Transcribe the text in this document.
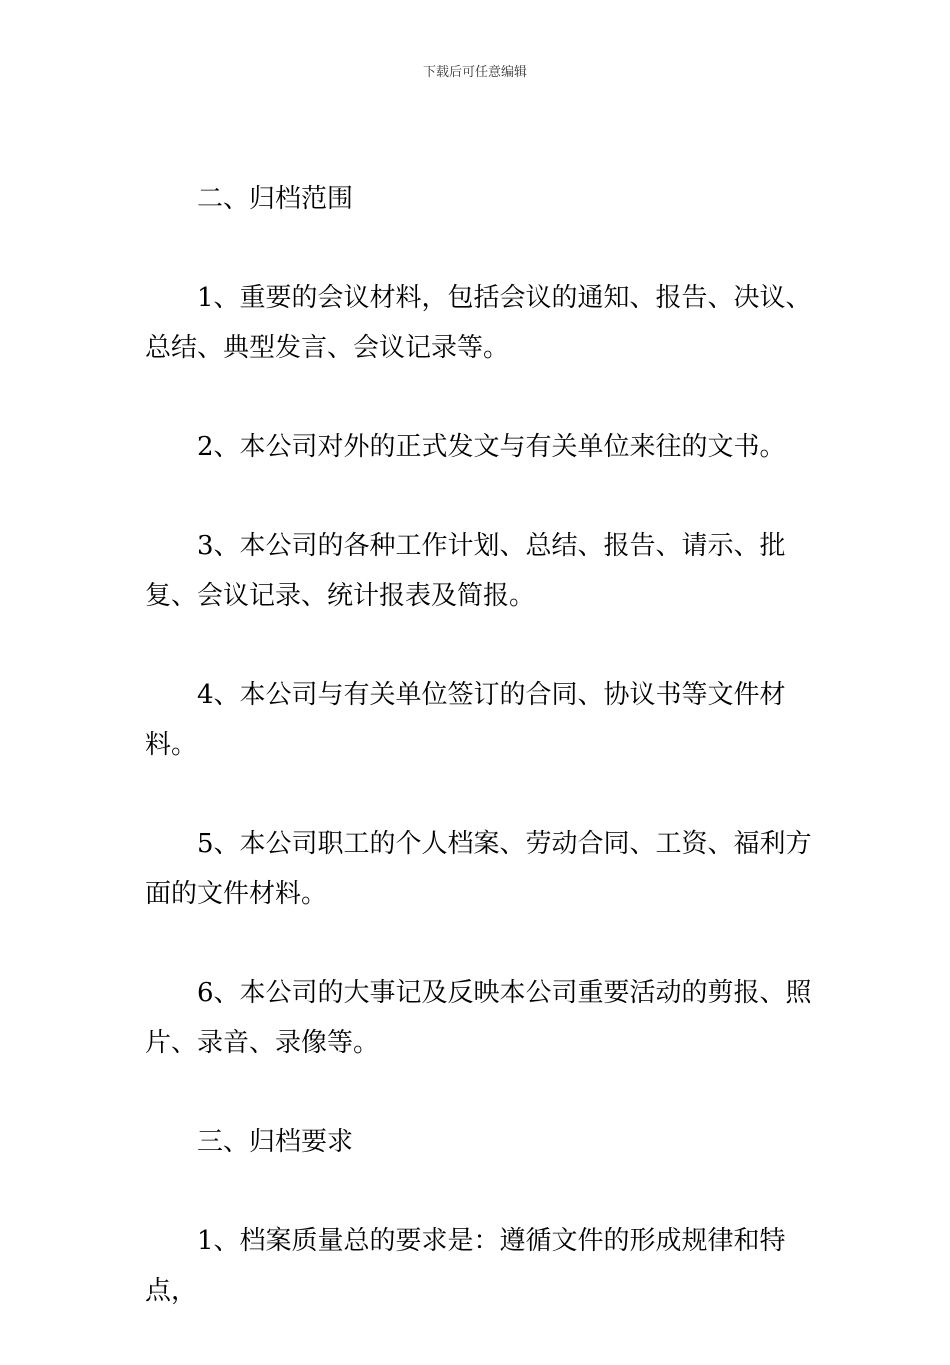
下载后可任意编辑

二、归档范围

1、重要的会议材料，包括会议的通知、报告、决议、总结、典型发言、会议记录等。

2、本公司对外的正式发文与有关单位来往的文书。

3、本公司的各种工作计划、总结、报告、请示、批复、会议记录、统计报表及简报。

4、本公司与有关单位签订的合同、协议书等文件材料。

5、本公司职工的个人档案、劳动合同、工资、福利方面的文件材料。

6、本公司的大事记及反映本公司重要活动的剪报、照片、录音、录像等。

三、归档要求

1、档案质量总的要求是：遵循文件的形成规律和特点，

--

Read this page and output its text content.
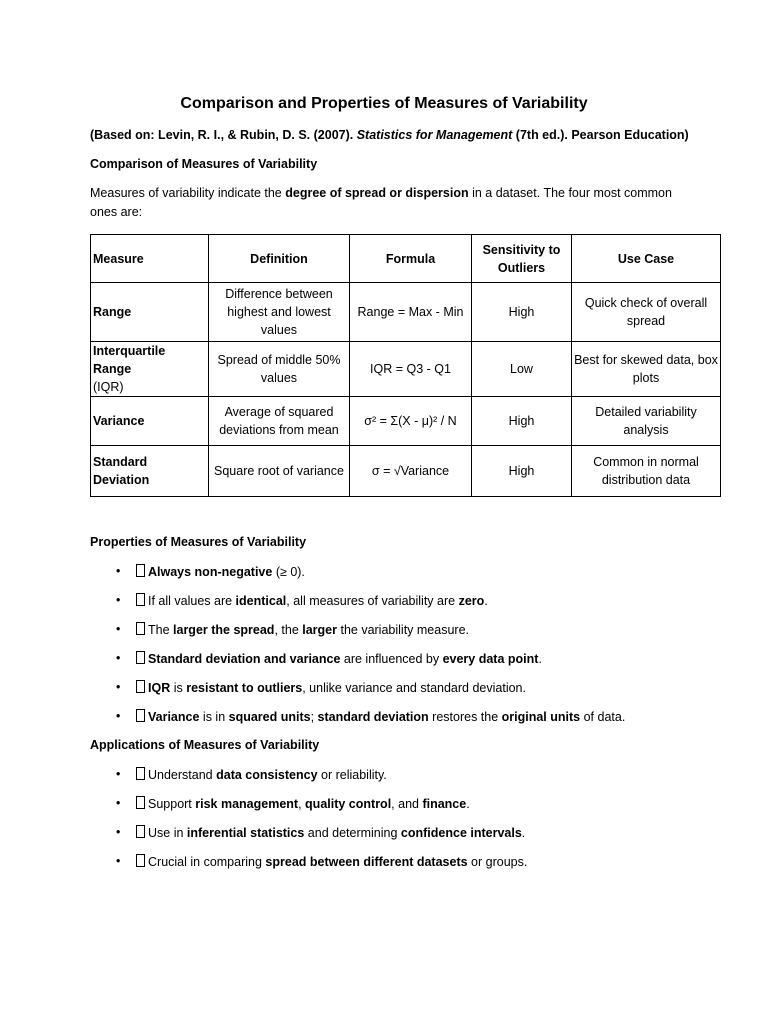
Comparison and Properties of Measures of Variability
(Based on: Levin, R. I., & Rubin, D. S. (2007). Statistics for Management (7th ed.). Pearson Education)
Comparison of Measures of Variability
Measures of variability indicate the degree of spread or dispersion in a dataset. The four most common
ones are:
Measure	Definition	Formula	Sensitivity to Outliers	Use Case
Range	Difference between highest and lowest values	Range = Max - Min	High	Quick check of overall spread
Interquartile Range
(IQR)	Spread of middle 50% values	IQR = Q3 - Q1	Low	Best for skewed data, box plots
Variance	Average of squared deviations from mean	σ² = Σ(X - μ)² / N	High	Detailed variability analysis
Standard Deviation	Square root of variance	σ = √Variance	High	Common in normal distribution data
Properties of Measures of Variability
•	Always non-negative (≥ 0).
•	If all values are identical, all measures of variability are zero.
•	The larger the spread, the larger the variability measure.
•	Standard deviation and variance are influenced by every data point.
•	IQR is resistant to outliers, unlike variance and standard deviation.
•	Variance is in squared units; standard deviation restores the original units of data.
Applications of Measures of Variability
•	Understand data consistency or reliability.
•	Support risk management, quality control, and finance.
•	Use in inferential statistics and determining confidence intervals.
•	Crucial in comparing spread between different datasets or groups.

---

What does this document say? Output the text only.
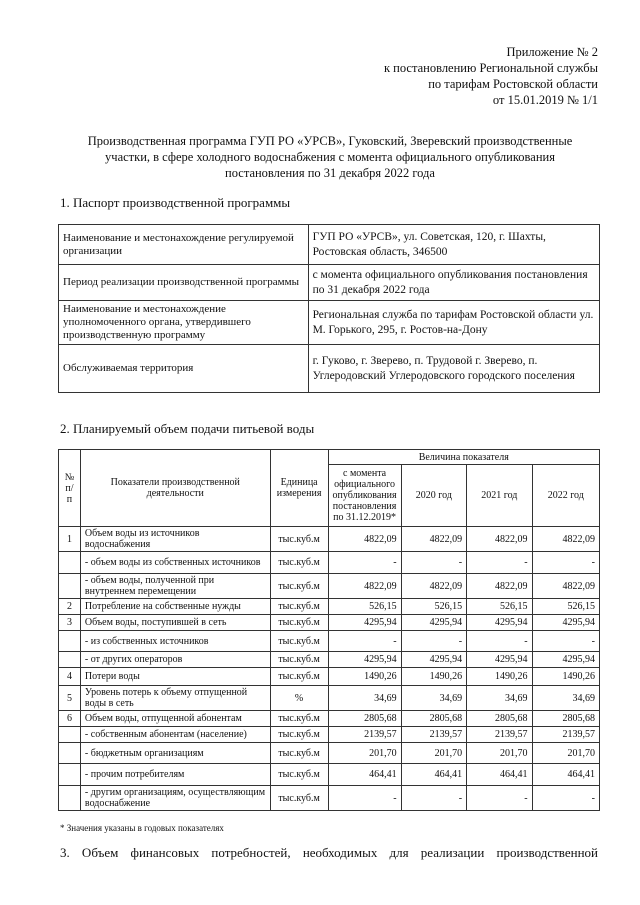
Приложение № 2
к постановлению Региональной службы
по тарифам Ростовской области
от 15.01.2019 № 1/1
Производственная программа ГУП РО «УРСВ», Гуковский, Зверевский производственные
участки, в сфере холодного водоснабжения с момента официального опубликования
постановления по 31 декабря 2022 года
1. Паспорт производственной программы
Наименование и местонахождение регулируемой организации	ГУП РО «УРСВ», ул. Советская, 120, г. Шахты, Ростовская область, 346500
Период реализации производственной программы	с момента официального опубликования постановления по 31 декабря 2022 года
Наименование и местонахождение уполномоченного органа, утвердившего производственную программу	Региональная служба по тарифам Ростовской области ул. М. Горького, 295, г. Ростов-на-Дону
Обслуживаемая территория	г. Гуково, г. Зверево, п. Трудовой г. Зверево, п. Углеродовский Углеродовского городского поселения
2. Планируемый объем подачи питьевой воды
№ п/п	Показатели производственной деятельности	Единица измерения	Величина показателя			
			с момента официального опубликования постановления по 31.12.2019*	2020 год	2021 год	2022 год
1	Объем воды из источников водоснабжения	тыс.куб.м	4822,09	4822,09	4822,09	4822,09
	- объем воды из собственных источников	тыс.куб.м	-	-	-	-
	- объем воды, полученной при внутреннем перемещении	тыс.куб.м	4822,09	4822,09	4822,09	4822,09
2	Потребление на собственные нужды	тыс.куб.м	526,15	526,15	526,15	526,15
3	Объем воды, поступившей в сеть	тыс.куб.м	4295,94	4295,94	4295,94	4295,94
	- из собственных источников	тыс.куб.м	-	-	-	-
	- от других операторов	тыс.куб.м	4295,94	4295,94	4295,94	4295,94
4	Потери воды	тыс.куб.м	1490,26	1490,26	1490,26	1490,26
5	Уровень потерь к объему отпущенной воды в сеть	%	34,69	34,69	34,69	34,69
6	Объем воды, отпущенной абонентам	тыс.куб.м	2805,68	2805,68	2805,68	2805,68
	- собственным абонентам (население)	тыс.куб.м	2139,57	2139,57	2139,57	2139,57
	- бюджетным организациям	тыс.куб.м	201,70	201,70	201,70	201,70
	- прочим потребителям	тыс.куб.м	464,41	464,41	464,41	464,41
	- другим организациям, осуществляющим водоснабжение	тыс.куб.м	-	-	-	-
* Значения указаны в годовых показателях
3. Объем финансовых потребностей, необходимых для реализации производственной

To do:
Among the entries above, identify all lines with "года" and copy them.

Written answer:
постановления по 31 декабря 2022 года
Период реализации производственной программы	с момента официального опубликования постановления по 31 декабря 2022 года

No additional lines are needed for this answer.